Saved entries:
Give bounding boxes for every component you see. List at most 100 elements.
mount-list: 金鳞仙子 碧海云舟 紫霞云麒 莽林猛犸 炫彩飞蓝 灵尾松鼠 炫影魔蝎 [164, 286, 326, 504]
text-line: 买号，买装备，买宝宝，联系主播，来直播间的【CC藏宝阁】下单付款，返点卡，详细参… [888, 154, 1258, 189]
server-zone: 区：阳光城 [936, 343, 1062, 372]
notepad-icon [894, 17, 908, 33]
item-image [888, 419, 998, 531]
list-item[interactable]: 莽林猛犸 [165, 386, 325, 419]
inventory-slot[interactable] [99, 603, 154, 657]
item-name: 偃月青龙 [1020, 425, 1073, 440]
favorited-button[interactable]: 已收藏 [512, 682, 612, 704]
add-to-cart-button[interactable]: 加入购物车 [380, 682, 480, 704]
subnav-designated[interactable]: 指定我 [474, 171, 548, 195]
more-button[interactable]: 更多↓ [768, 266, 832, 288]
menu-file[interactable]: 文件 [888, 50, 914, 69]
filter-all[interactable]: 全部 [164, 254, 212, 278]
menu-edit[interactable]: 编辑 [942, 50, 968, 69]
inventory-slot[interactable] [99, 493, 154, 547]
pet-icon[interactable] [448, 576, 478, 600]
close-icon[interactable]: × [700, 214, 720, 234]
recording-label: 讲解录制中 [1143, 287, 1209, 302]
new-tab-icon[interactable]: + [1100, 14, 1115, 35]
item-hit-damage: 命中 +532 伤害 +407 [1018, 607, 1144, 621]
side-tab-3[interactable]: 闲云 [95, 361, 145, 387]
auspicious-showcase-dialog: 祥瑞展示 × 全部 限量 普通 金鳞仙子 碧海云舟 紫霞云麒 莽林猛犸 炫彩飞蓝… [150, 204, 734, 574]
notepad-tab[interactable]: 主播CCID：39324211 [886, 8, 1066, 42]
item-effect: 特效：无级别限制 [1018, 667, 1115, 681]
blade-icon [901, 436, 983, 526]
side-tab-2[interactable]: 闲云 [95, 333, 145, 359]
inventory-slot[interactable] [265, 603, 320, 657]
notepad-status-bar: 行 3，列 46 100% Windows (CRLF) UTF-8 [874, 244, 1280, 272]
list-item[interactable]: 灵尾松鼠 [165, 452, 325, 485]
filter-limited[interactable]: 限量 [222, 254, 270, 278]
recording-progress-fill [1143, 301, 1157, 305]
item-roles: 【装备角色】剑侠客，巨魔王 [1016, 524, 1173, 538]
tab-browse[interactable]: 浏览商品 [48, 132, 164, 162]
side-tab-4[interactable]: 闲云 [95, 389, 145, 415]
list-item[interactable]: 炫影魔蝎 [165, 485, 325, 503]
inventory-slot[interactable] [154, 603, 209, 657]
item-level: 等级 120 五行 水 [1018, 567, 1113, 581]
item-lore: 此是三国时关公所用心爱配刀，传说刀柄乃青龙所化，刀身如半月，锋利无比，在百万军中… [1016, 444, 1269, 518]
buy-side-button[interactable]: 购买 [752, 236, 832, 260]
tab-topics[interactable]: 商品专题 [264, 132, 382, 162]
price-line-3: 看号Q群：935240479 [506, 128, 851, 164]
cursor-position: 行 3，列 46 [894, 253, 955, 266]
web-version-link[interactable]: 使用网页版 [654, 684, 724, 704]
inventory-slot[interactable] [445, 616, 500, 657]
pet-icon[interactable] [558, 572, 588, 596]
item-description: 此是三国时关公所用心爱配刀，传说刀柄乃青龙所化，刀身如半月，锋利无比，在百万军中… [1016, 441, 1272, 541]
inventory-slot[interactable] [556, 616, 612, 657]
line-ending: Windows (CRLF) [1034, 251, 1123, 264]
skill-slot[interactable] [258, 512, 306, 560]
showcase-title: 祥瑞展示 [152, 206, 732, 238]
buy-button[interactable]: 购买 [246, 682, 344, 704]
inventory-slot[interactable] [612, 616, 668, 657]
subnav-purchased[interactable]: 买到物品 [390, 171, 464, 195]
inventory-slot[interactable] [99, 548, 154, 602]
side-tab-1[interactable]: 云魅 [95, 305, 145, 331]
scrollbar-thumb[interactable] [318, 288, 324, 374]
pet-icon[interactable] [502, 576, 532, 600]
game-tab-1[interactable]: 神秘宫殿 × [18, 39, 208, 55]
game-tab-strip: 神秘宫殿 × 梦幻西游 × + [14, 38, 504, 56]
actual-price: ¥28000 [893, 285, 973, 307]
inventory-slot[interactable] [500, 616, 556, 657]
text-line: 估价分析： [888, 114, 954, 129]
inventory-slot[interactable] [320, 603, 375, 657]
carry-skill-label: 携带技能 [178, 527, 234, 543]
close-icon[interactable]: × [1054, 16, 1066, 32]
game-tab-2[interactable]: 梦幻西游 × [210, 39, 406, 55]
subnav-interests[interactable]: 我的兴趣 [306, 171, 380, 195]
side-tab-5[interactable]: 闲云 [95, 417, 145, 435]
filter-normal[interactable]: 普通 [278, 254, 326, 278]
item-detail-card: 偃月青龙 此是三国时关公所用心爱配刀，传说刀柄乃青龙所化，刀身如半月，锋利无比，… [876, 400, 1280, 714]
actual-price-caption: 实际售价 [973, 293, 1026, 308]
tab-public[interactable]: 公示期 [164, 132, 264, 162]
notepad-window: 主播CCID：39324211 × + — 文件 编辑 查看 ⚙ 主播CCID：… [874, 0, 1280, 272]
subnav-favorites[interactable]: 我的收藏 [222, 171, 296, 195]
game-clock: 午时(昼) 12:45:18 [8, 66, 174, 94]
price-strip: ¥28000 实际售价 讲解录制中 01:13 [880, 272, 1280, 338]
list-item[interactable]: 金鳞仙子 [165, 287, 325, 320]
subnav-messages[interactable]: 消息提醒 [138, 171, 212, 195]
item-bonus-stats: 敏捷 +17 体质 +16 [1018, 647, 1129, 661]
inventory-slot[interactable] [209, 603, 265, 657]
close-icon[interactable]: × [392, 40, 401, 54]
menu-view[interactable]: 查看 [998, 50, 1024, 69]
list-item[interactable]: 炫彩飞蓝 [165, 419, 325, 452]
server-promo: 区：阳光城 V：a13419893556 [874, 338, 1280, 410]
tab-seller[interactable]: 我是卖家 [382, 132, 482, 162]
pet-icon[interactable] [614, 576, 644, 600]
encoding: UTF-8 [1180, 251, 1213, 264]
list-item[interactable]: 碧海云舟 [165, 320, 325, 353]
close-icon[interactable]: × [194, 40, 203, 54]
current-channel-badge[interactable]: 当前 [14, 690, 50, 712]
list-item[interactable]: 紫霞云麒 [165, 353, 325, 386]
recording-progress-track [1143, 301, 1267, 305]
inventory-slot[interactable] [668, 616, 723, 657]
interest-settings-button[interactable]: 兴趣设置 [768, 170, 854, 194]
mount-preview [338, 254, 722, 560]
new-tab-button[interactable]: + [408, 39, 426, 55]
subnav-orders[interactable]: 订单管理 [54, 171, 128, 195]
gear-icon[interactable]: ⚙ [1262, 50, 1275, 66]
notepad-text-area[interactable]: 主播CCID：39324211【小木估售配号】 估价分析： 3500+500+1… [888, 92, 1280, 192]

- Exercise brief: Please reproduce the listing above line for line, without changing anything.

- Answer for this exercise:
Give bounding boxes for every component you see. List at most 100 elements.
mount-list: 金鳞仙子 碧海云舟 紫霞云麒 莽林猛犸 炫彩飞蓝 灵尾松鼠 炫影魔蝎 [164, 286, 326, 504]
text-line: 买号，买装备，买宝宝，联系主播，来直播间的【CC藏宝阁】下单付款，返点卡，详细参… [888, 154, 1258, 189]
server-zone: 区：阳光城 [936, 343, 1062, 372]
notepad-icon [894, 17, 908, 33]
item-image [888, 419, 998, 531]
list-item[interactable]: 莽林猛犸 [165, 386, 325, 419]
inventory-slot[interactable] [99, 603, 154, 657]
item-name: 偃月青龙 [1020, 425, 1073, 440]
favorited-button[interactable]: 已收藏 [512, 682, 612, 704]
add-to-cart-button[interactable]: 加入购物车 [380, 682, 480, 704]
subnav-designated[interactable]: 指定我 [474, 171, 548, 195]
more-button[interactable]: 更多↓ [768, 266, 832, 288]
menu-file[interactable]: 文件 [888, 50, 914, 69]
filter-all[interactable]: 全部 [164, 254, 212, 278]
menu-edit[interactable]: 编辑 [942, 50, 968, 69]
inventory-slot[interactable] [99, 493, 154, 547]
pet-icon[interactable] [448, 576, 478, 600]
close-icon[interactable]: × [700, 214, 720, 234]
recording-label: 讲解录制中 [1143, 287, 1209, 302]
new-tab-icon[interactable]: + [1100, 14, 1115, 35]
item-hit-damage: 命中 +532 伤害 +407 [1018, 607, 1144, 621]
side-tab-3[interactable]: 闲云 [95, 361, 145, 387]
auspicious-showcase-dialog: 祥瑞展示 × 全部 限量 普通 金鳞仙子 碧海云舟 紫霞云麒 莽林猛犸 炫彩飞蓝… [150, 204, 734, 574]
notepad-tab[interactable]: 主播CCID：39324211 [886, 8, 1066, 42]
item-effect: 特效：无级别限制 [1018, 667, 1115, 681]
blade-icon [901, 436, 983, 526]
side-tab-2[interactable]: 闲云 [95, 333, 145, 359]
inventory-slot[interactable] [265, 603, 320, 657]
notepad-status-bar: 行 3，列 46 100% Windows (CRLF) UTF-8 [874, 244, 1280, 272]
list-item[interactable]: 灵尾松鼠 [165, 452, 325, 485]
filter-limited[interactable]: 限量 [222, 254, 270, 278]
recording-progress-fill [1143, 301, 1157, 305]
item-roles: 【装备角色】剑侠客，巨魔王 [1016, 524, 1173, 538]
tab-browse[interactable]: 浏览商品 [48, 132, 164, 162]
side-tab-4[interactable]: 闲云 [95, 389, 145, 415]
list-item[interactable]: 炫影魔蝎 [165, 485, 325, 503]
inventory-slot[interactable] [154, 603, 209, 657]
item-level: 等级 120 五行 水 [1018, 567, 1113, 581]
item-lore: 此是三国时关公所用心爱配刀，传说刀柄乃青龙所化，刀身如半月，锋利无比，在百万军中… [1016, 444, 1269, 518]
buy-side-button[interactable]: 购买 [752, 236, 832, 260]
tab-topics[interactable]: 商品专题 [264, 132, 382, 162]
price-line-3: 看号Q群：935240479 [506, 128, 851, 164]
cursor-position: 行 3，列 46 [894, 253, 955, 266]
web-version-link[interactable]: 使用网页版 [654, 684, 724, 704]
inventory-slot[interactable] [445, 616, 500, 657]
pet-icon[interactable] [558, 572, 588, 596]
item-description: 此是三国时关公所用心爱配刀，传说刀柄乃青龙所化，刀身如半月，锋利无比，在百万军中… [1016, 441, 1272, 541]
inventory-slot[interactable] [556, 616, 612, 657]
line-ending: Windows (CRLF) [1034, 251, 1123, 264]
skill-slot[interactable] [258, 512, 306, 560]
showcase-title: 祥瑞展示 [152, 206, 732, 238]
buy-button[interactable]: 购买 [246, 682, 344, 704]
inventory-slot[interactable] [612, 616, 668, 657]
subnav-purchased[interactable]: 买到物品 [390, 171, 464, 195]
inventory-slot[interactable] [99, 548, 154, 602]
side-tab-1[interactable]: 云魅 [95, 305, 145, 331]
scrollbar-thumb[interactable] [318, 288, 324, 374]
pet-icon[interactable] [502, 576, 532, 600]
game-tab-1[interactable]: 神秘宫殿 × [18, 39, 208, 55]
game-tab-strip: 神秘宫殿 × 梦幻西游 × + [14, 38, 504, 56]
actual-price: ¥28000 [893, 285, 973, 307]
inventory-slot[interactable] [500, 616, 556, 657]
text-line: 估价分析： [888, 114, 954, 129]
inventory-slot[interactable] [320, 603, 375, 657]
carry-skill-label: 携带技能 [178, 527, 234, 543]
close-icon[interactable]: × [1054, 16, 1066, 32]
game-tab-2[interactable]: 梦幻西游 × [210, 39, 406, 55]
subnav-interests[interactable]: 我的兴趣 [306, 171, 380, 195]
side-tab-5[interactable]: 闲云 [95, 417, 145, 435]
filter-normal[interactable]: 普通 [278, 254, 326, 278]
item-detail-card: 偃月青龙 此是三国时关公所用心爱配刀，传说刀柄乃青龙所化，刀身如半月，锋利无比，… [876, 400, 1280, 714]
actual-price-caption: 实际售价 [973, 293, 1026, 308]
tab-public[interactable]: 公示期 [164, 132, 264, 162]
notepad-window: 主播CCID：39324211 × + — 文件 编辑 查看 ⚙ 主播CCID：… [874, 0, 1280, 272]
subnav-favorites[interactable]: 我的收藏 [222, 171, 296, 195]
game-clock: 午时(昼) 12:45:18 [8, 66, 174, 94]
price-strip: ¥28000 实际售价 讲解录制中 01:13 [880, 272, 1280, 338]
list-item[interactable]: 金鳞仙子 [165, 287, 325, 320]
subnav-messages[interactable]: 消息提醒 [138, 171, 212, 195]
item-bonus-stats: 敏捷 +17 体质 +16 [1018, 647, 1129, 661]
inventory-slot[interactable] [209, 603, 265, 657]
close-icon[interactable]: × [392, 40, 401, 54]
menu-view[interactable]: 查看 [998, 50, 1024, 69]
list-item[interactable]: 炫彩飞蓝 [165, 419, 325, 452]
server-promo: 区：阳光城 V：a13419893556 [874, 338, 1280, 410]
tab-seller[interactable]: 我是卖家 [382, 132, 482, 162]
pet-icon[interactable] [614, 576, 644, 600]
encoding: UTF-8 [1180, 251, 1213, 264]
list-item[interactable]: 碧海云舟 [165, 320, 325, 353]
close-icon[interactable]: × [194, 40, 203, 54]
current-channel-badge[interactable]: 当前 [14, 690, 50, 712]
list-item[interactable]: 紫霞云麒 [165, 353, 325, 386]
recording-progress-track [1143, 301, 1267, 305]
inventory-slot[interactable] [668, 616, 723, 657]
interest-settings-button[interactable]: 兴趣设置 [768, 170, 854, 194]
mount-preview [338, 254, 722, 560]
new-tab-button[interactable]: + [408, 39, 426, 55]
subnav-orders[interactable]: 订单管理 [54, 171, 128, 195]
gear-icon[interactable]: ⚙ [1262, 50, 1275, 66]
notepad-text-area[interactable]: 主播CCID：39324211【小木估售配号】 估价分析： 3500+500+1… [888, 92, 1280, 192]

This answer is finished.